**Stated problem**
Find every line in the records that holds the string "faculty". Copy each one.

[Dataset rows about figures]
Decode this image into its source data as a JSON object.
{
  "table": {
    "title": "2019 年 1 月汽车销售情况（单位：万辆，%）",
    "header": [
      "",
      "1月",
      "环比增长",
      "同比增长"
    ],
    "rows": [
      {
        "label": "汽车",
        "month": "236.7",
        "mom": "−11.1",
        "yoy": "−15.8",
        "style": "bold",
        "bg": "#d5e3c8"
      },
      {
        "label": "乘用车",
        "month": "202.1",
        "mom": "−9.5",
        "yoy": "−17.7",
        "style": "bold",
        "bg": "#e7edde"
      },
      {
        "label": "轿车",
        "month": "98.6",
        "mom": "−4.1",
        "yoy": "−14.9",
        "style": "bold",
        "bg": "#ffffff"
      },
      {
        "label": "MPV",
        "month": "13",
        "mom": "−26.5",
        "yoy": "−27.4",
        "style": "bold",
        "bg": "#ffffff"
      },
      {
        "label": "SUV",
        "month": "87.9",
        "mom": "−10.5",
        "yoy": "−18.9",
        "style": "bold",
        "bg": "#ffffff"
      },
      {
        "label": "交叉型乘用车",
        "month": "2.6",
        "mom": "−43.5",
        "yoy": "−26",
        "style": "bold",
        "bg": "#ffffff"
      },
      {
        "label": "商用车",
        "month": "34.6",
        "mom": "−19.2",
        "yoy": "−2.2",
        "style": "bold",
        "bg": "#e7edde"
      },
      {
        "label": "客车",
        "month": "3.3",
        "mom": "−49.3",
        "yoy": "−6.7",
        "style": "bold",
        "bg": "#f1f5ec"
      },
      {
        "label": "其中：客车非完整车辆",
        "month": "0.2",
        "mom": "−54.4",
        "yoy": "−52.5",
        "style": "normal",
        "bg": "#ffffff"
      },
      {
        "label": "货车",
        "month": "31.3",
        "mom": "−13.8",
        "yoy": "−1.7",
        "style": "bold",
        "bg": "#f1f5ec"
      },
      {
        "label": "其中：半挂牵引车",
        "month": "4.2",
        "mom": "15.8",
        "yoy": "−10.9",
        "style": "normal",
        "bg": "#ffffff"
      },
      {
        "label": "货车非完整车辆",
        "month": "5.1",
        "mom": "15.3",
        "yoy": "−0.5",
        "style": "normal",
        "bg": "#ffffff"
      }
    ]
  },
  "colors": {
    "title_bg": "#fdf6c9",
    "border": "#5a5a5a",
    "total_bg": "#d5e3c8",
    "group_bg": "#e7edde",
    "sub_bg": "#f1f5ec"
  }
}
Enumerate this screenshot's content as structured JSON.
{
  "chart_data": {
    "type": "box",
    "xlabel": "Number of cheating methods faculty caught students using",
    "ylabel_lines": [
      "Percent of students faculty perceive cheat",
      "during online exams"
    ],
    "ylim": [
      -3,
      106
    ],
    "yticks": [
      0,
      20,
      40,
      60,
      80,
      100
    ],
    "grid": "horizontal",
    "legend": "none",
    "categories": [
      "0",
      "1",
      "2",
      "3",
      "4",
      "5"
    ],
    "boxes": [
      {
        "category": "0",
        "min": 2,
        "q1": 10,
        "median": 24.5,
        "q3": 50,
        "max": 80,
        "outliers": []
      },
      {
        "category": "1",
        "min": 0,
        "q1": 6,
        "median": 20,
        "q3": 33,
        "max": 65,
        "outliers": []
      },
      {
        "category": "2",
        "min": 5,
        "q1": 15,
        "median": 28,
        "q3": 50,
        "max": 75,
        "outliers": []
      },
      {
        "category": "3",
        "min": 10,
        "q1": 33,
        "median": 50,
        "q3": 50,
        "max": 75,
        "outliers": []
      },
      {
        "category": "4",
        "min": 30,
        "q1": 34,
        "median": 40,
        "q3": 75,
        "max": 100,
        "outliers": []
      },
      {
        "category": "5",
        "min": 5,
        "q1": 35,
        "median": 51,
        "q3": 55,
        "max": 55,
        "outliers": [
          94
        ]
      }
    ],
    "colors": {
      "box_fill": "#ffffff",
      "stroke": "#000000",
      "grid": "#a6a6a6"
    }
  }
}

**Solution for this exercise**
    "xlabel": "Number of cheating methods faculty caught students using",
      "Percent of students faculty perceive cheat",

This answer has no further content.